YOUR TASK =>
Find each line with the word "JSON" and say how many there are, nothing else.

AVAILABLE DATA =>
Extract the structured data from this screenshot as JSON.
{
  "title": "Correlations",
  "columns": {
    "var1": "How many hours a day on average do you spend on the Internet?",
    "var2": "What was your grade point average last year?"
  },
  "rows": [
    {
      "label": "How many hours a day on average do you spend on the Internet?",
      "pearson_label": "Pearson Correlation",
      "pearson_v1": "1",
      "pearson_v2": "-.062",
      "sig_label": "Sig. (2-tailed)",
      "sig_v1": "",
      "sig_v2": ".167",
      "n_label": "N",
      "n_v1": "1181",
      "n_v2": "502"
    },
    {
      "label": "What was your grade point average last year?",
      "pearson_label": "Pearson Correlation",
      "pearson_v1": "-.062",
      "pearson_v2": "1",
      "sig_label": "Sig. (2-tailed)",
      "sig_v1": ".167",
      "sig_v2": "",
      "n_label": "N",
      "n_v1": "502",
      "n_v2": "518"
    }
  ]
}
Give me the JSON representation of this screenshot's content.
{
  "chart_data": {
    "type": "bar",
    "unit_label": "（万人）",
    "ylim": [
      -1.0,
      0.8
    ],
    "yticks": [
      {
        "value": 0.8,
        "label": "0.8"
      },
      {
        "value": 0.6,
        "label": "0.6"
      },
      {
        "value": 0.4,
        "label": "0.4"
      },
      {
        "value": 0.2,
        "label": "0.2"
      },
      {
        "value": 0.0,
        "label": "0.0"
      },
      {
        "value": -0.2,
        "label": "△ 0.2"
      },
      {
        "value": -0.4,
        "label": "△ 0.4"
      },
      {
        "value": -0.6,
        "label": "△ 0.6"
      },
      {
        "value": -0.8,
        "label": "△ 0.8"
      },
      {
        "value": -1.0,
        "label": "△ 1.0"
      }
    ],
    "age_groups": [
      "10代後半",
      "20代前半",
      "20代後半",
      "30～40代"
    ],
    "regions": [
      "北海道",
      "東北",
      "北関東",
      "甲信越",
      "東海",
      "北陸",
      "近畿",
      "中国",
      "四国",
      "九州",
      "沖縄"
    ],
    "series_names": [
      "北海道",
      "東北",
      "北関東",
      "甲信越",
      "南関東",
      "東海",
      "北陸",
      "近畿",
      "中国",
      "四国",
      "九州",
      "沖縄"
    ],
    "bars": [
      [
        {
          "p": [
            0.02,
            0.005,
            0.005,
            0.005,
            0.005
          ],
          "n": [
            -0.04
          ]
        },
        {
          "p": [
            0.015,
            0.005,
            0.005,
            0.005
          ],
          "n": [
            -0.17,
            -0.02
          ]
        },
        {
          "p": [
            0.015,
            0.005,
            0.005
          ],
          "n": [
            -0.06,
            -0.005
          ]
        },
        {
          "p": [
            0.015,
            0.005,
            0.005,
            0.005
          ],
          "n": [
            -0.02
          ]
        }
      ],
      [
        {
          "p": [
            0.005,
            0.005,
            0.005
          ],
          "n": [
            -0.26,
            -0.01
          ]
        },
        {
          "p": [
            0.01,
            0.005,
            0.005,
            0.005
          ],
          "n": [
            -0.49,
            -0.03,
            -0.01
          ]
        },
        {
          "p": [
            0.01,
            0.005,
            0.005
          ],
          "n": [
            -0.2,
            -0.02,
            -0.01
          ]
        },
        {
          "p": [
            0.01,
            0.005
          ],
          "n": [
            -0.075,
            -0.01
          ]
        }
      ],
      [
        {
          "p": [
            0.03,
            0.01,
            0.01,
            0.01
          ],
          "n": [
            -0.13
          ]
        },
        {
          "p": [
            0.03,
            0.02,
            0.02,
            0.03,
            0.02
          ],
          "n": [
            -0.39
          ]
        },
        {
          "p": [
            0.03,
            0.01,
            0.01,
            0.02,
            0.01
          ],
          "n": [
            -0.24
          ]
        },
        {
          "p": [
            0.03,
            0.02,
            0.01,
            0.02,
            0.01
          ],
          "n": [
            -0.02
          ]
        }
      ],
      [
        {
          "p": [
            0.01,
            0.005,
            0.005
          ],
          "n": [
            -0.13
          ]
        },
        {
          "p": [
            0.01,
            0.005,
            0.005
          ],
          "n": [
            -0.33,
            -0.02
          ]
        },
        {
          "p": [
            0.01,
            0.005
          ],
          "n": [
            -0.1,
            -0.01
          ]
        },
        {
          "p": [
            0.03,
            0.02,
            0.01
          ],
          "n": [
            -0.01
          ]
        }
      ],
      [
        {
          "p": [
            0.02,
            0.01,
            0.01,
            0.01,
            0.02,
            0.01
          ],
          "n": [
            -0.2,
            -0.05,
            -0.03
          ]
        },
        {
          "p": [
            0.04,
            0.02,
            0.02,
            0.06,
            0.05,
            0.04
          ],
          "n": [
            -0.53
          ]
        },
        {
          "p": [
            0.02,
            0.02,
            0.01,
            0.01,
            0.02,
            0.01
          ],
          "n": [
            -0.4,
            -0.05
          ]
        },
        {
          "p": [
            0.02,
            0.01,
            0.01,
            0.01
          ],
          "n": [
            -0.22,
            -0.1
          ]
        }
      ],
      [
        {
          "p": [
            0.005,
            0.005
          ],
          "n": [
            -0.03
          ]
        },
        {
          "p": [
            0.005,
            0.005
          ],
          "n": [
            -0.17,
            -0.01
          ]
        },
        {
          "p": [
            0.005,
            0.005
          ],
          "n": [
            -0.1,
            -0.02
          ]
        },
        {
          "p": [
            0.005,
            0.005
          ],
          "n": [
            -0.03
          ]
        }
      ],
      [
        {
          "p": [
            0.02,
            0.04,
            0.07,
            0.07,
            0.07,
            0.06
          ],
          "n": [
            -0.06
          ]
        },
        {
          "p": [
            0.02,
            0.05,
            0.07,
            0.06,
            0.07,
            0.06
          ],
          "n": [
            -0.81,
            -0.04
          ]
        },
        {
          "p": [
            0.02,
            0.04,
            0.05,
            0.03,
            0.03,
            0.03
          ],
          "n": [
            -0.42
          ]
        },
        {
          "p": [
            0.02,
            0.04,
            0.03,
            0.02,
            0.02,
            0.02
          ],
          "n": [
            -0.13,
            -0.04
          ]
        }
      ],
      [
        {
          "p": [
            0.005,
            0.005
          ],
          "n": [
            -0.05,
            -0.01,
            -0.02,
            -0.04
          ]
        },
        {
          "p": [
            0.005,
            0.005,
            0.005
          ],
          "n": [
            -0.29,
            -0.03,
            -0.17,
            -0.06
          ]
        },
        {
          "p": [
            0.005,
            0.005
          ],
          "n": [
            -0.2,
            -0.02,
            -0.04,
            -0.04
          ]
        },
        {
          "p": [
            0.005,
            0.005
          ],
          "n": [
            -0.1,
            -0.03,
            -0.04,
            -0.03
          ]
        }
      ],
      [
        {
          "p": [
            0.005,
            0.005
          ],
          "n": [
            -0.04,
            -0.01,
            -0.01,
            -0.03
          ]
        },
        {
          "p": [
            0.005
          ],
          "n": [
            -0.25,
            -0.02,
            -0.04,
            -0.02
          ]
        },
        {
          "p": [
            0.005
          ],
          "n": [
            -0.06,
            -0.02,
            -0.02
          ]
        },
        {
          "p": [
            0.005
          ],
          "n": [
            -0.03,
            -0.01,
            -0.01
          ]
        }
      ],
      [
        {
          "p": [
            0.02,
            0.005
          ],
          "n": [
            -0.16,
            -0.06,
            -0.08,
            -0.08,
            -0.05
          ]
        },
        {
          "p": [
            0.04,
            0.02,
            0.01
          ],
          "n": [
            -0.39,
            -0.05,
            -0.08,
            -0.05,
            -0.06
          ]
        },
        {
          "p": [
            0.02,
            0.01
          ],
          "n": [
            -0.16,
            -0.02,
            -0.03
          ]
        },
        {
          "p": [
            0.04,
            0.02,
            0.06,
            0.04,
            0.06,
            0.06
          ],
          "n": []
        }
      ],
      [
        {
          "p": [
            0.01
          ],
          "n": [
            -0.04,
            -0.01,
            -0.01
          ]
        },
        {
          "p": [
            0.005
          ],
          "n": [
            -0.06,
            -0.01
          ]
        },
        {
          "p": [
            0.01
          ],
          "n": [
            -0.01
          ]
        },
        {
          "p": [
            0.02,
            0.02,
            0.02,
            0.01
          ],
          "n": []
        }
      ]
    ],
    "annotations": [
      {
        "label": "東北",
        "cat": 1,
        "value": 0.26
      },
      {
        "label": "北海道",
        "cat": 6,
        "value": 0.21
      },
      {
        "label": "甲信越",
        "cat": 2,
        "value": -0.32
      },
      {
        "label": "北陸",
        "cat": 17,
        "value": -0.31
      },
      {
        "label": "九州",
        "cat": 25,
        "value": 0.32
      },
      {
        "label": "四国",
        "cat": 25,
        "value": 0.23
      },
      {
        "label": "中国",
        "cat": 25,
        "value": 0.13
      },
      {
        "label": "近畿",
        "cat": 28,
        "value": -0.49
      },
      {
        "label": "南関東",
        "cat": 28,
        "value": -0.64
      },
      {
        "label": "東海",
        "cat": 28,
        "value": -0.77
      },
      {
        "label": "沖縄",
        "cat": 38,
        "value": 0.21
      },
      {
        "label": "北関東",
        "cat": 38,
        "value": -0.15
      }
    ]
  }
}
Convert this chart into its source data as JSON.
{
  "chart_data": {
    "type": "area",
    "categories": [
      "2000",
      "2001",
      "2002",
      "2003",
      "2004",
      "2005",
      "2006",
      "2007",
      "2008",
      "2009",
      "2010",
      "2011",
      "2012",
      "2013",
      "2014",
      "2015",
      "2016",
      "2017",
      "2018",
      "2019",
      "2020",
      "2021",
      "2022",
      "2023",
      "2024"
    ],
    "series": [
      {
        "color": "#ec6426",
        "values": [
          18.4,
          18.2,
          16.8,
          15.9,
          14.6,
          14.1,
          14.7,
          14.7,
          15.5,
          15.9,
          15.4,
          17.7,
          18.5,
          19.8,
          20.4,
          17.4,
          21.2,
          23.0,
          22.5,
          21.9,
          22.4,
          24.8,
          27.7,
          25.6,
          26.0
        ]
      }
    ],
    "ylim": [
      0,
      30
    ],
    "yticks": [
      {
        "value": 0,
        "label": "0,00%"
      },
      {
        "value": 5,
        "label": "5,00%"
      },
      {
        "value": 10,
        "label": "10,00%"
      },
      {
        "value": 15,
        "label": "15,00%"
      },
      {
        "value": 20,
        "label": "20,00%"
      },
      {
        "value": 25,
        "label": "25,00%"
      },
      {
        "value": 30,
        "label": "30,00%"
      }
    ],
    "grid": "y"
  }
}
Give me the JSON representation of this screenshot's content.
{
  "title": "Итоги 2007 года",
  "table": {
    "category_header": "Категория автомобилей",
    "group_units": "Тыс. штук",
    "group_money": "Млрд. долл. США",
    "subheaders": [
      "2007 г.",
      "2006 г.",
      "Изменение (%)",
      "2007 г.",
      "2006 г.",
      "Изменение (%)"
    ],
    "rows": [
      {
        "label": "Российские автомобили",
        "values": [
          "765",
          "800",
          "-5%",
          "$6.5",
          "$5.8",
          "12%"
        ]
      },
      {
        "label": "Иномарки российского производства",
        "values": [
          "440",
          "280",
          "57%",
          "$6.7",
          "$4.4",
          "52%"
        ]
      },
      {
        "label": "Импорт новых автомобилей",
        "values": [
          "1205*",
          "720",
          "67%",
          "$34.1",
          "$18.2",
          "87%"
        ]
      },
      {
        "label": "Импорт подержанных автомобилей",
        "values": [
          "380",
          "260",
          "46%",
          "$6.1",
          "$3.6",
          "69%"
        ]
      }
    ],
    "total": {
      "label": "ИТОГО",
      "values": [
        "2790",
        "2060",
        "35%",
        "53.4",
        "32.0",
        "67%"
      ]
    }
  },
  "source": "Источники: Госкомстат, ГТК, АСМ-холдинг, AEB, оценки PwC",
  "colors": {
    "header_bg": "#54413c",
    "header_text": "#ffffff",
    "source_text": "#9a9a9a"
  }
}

OUTPUT OF THE EXERCISE =>
4